**Task requirements:** Go through the entries below and pick out every line with "очереди".

**Data for this exercise:**
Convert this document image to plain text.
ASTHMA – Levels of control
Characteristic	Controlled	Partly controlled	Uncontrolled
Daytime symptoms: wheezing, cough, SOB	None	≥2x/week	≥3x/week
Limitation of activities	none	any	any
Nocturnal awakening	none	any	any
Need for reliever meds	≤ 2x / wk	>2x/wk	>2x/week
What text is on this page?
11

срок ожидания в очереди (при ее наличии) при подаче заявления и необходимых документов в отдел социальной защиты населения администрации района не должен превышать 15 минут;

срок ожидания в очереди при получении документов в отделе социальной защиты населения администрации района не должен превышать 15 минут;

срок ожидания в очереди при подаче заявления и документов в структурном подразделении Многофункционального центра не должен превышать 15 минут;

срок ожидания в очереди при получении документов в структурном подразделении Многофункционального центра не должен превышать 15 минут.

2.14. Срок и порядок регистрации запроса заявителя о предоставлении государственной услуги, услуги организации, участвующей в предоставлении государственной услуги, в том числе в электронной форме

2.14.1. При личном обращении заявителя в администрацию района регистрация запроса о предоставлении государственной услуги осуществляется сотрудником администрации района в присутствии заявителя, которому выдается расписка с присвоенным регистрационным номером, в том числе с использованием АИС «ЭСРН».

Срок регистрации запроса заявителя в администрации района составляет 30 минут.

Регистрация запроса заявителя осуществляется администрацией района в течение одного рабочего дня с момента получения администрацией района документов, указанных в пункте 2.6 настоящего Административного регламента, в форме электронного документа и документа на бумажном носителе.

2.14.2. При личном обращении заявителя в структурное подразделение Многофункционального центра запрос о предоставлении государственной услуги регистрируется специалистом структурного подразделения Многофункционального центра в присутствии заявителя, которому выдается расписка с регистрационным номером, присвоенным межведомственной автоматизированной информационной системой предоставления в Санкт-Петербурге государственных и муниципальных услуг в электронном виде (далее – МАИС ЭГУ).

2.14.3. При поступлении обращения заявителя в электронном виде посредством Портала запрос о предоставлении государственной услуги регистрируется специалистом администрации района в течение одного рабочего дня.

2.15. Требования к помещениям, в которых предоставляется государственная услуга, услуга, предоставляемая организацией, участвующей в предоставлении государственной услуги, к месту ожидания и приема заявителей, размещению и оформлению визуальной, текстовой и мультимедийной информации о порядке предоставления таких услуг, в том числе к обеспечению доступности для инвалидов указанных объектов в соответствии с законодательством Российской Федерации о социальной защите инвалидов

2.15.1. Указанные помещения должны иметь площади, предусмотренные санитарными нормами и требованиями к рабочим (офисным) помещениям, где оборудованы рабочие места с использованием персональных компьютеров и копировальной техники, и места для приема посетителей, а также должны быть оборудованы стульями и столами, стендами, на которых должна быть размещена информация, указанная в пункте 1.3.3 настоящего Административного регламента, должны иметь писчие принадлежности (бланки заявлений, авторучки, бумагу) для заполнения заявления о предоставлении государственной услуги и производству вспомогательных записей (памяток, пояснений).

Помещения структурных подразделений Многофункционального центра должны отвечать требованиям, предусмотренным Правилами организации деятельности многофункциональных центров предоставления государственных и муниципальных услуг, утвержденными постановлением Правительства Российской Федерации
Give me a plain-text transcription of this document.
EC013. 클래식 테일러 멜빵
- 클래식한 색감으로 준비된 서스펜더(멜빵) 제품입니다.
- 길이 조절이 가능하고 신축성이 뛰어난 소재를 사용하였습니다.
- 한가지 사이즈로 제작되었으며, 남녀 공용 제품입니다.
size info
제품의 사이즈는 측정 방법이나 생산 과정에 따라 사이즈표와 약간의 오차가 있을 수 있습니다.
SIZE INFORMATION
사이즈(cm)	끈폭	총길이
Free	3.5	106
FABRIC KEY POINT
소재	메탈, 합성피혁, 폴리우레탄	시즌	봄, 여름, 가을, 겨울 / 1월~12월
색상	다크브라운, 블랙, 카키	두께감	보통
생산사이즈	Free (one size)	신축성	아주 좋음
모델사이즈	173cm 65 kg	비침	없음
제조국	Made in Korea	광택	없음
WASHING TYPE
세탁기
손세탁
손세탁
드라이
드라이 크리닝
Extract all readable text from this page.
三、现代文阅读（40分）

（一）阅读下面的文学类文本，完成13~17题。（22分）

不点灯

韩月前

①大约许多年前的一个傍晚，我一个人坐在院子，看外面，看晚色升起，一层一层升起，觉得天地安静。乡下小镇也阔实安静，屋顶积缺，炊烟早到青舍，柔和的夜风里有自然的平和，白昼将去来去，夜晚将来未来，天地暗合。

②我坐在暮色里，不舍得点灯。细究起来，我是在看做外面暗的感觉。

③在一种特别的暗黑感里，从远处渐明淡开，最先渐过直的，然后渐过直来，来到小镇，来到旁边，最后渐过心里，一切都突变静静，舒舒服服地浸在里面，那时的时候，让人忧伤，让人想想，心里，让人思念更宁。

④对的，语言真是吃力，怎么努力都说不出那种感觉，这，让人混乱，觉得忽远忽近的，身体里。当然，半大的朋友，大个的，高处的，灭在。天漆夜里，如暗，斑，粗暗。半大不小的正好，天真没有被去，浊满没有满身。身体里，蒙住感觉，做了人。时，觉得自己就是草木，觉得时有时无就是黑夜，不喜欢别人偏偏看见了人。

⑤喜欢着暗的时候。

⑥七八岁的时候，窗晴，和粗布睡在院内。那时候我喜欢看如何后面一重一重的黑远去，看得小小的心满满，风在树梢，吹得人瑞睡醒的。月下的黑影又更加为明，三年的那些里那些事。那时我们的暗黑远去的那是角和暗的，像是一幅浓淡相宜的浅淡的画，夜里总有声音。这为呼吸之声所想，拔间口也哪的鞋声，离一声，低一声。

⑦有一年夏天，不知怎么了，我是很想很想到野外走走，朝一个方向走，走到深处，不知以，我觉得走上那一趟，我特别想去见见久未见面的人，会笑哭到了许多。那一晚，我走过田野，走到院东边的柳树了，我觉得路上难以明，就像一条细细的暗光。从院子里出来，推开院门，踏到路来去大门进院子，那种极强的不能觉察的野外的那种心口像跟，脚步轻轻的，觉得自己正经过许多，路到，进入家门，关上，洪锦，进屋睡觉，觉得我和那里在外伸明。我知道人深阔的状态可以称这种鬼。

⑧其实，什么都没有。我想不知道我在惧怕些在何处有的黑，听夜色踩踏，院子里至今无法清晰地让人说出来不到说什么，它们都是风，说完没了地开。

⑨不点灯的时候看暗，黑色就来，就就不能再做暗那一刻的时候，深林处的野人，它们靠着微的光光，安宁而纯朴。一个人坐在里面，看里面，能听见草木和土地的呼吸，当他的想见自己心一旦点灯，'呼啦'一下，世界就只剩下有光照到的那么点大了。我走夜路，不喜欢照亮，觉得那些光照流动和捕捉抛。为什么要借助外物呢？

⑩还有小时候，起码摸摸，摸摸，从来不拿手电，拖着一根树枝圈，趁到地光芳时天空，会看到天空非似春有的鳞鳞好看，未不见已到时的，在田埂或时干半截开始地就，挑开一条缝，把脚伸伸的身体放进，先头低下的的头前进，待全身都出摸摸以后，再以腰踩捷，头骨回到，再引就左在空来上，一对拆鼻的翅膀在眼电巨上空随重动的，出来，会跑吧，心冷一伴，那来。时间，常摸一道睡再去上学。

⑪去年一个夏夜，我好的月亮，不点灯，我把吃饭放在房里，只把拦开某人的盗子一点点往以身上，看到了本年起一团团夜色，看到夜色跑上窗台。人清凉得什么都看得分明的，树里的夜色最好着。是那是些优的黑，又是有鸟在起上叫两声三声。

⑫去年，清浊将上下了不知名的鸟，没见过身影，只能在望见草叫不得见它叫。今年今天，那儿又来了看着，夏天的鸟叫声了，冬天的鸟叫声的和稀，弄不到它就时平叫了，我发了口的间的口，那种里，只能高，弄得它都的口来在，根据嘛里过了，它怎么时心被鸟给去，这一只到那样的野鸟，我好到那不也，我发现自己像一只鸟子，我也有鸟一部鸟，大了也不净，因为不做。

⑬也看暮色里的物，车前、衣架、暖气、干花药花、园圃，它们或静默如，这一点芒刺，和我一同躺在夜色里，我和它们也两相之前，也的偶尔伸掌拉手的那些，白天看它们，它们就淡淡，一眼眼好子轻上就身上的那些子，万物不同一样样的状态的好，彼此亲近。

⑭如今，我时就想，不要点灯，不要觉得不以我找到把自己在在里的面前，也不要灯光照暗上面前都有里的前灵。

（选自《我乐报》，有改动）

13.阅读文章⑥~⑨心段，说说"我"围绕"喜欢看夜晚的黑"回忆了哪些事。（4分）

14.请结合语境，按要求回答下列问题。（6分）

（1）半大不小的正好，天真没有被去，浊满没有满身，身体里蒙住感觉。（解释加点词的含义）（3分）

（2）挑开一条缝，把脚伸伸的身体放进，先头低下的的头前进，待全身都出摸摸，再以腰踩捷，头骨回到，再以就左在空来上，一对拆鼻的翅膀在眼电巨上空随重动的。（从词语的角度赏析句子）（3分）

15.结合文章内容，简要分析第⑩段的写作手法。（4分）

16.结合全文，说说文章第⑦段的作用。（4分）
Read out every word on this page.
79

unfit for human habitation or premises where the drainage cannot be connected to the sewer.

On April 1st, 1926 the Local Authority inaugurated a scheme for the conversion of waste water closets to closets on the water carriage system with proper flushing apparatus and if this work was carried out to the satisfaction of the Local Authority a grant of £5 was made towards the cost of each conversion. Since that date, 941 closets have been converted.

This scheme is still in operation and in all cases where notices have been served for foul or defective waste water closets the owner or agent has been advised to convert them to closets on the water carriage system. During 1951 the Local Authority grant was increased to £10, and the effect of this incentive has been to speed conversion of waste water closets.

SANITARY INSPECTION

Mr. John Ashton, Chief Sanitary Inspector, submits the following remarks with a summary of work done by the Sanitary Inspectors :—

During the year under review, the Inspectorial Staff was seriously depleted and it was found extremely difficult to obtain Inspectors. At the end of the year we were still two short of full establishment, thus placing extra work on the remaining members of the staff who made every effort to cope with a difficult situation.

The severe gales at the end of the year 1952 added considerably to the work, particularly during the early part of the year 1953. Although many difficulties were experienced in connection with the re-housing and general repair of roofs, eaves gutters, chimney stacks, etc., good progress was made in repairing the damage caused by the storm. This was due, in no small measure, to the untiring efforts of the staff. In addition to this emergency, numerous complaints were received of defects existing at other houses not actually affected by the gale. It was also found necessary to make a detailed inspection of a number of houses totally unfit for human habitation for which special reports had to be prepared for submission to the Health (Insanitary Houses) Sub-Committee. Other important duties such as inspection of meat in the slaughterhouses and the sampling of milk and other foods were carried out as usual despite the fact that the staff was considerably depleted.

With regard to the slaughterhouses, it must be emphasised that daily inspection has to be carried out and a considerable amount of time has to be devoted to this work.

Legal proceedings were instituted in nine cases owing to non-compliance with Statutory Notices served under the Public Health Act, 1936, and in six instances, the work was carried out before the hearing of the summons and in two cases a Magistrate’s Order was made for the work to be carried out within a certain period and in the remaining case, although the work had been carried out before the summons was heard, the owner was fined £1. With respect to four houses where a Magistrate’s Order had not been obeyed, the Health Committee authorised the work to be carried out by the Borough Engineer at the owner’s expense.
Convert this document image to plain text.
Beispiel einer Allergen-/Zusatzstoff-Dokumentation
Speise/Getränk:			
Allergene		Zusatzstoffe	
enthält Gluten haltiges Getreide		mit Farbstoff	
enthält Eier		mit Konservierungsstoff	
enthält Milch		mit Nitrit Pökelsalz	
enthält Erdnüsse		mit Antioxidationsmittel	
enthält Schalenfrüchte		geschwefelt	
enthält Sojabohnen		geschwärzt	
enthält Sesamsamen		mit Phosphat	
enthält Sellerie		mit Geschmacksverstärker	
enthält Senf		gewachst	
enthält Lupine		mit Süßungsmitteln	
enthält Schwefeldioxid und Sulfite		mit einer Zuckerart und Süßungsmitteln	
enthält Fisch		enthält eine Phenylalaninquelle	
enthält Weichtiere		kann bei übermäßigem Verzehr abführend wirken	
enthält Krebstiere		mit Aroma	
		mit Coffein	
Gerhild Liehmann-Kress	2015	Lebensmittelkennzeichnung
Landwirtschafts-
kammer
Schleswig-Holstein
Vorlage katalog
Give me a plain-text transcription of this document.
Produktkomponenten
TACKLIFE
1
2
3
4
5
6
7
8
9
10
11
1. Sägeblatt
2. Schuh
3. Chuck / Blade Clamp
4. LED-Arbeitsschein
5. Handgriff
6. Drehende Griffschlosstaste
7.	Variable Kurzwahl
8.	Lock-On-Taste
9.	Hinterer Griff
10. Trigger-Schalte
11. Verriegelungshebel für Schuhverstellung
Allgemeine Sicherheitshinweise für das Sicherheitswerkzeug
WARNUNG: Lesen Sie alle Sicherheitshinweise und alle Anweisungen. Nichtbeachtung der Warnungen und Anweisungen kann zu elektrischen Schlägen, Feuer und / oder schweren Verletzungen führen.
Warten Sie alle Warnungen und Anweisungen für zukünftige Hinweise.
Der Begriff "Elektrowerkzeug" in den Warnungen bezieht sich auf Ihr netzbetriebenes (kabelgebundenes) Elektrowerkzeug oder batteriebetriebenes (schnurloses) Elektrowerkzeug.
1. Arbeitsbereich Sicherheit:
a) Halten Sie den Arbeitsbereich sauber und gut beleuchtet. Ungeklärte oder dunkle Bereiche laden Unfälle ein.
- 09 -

**Output for this task:**
срок ожидания в очереди (при ее наличии) при подаче заявления и необходимых документов в отдел социальной защиты населения администрации района не должен превышать 15 минут;
срок ожидания в очереди при получении документов в отделе социальной защиты населения администрации района не должен превышать 15 минут;
срок ожидания в очереди при подаче заявления и документов в структурном подразделении Многофункционального центра не должен превышать 15 минут;
срок ожидания в очереди при получении документов в структурном подразделении Многофункционального центра не должен превышать 15 минут.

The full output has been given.